Document page text data
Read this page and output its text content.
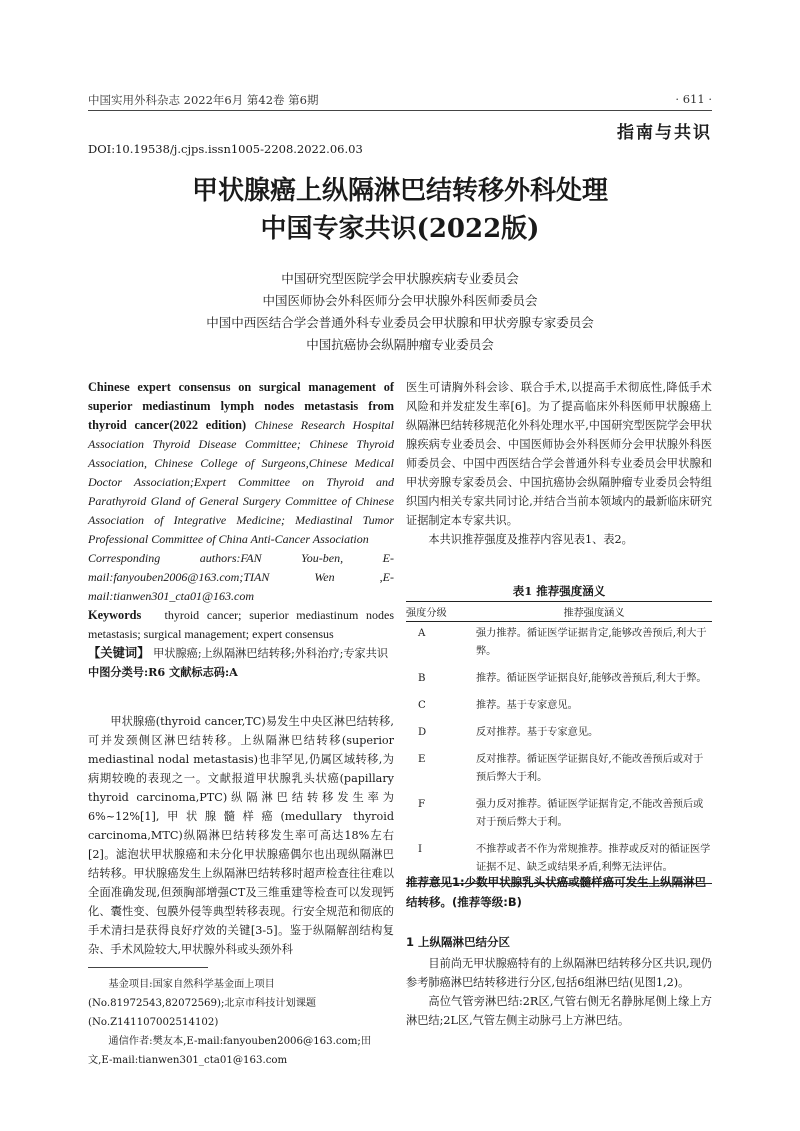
中国实用外科杂志 2022年6月 第42卷 第6期	· 611 ·
指南与共识
DOI:10.19538/j.cjps.issn1005-2208.2022.06.03
甲状腺癌上纵隔淋巴结转移外科处理
中国专家共识(2022版)
中国研究型医院学会甲状腺疾病专业委员会
中国医师协会外科医师分会甲状腺外科医师委员会
中国中西医结合学会普通外科专业委员会甲状腺和甲状旁腺专家委员会
中国抗癌协会纵隔肿瘤专业委员会
Chinese expert consensus on surgical management of superior mediastinum lymph nodes metastasis from thyroid cancer(2022 edition) Chinese Research Hospital Association Thyroid Disease Committee; Chinese Thyroid Association, Chinese College of Surgeons,Chinese Medical Doctor Association;Expert Committee on Thyroid and Parathyroid Gland of General Surgery Committee of Chinese Association of Integrative Medicine; Mediastinal Tumor Professional Committee of China Anti-Cancer Association
Corresponding authors:FAN You-ben, E-mail:fanyouben2006@163.com;TIAN Wen ,E-mail:tianwen301_cta01@163.com
Keywords thyroid cancer; superior mediastinum nodes metastasis; surgical management; expert consensus
【关键词】 甲状腺癌;上纵隔淋巴结转移;外科治疗;专家共识
中图分类号:R6 文献标志码:A

甲状腺癌(thyroid cancer,TC)易发生中央区淋巴结转移,可并发颈侧区淋巴结转移。上纵隔淋巴结转移(superior mediastinal nodal metastasis)也非罕见,仍属区域转移,为病期较晚的表现之一。文献报道甲状腺乳头状癌(papillary thyroid carcinoma,PTC)纵隔淋巴结转移发生率为6%~12%[1],甲状腺髓样癌(medullary thyroid carcinoma,MTC)纵隔淋巴结转移发生率可高达18%左右[2]。滤泡状甲状腺癌和未分化甲状腺癌偶尔也出现纵隔淋巴结转移。甲状腺癌发生上纵隔淋巴结转移时超声检查往往难以全面准确发现,但颈胸部增强CT及三维重建等检查可以发现钙化、囊性变、包膜外侵等典型转移表现。行安全规范和彻底的手术清扫是获得良好疗效的关键[3-5]。鉴于纵隔解剖结构复杂、手术风险较大,甲状腺外科或头颈外科

基金项目:国家自然科学基金面上项目(No.81972543,82072569);北京市科技计划课题(No.Z141107002514102)
通信作者:樊友本,E-mail:fanyouben2006@163.com;田文,E-mail:tianwen301_cta01@163.com

医生可请胸外科会诊、联合手术,以提高手术彻底性,降低手术风险和并发症发生率[6]。为了提高临床外科医师甲状腺癌上纵隔淋巴结转移规范化外科处理水平,中国研究型医院学会甲状腺疾病专业委员会、中国医师协会外科医师分会甲状腺外科医师委员会、中国中西医结合学会普通外科专业委员会甲状腺和甲状旁腺专家委员会、中国抗癌协会纵隔肿瘤专业委员会特组织国内相关专家共同讨论,并结合当前本领域内的最新临床研究证据制定本专家共识。

本共识推荐强度及推荐内容见表1、表2。

表1 推荐强度涵义
强度分级	推荐强度涵义
A	强力推荐。循证医学证据肯定,能够改善预后,利大于弊。
B	推荐。循证医学证据良好,能够改善预后,利大于弊。
C	推荐。基于专家意见。
D	反对推荐。基于专家意见。
E	反对推荐。循证医学证据良好,不能改善预后或对于预后弊大于利。
F	强力反对推荐。循证医学证据肯定,不能改善预后或对于预后弊大于利。
I	不推荐或者不作为常规推荐。推荐或反对的循证医学证据不足、缺乏或结果矛盾,利弊无法评估。
推荐意见1:少数甲状腺乳头状癌或髓样癌可发生上纵隔淋巴结转移。(推荐等级:B)
1 上纵隔淋巴结分区

目前尚无甲状腺癌特有的上纵隔淋巴结转移分区共识,现仍参考肺癌淋巴结转移进行分区,包括6组淋巴结(见图1,2)。

高位气管旁淋巴结:2R区,气管右侧无名静脉尾侧上缘上方淋巴结;2L区,气管左侧主动脉弓上方淋巴结。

# [Work instruction]
Find the lines in the entries above where "nodes" occurs, and copy each of them.

# [Task result]
Chinese expert consensus on surgical management of superior mediastinum lymph nodes metastasis from thyroid cancer(2022 edition) Chinese Research Hospital Association Thyroid Disease Committee; Chinese Thyroid Association, Chinese College of Surgeons,Chinese Medical Doctor Association;Expert Committee on Thyroid and Parathyroid Gland of General Surgery Committee of Chinese Association of Integrative Medicine; Mediastinal Tumor Professional Committee of China Anti-Cancer Association
Keywords thyroid cancer; superior mediastinum nodes metastasis; surgical management; expert consensus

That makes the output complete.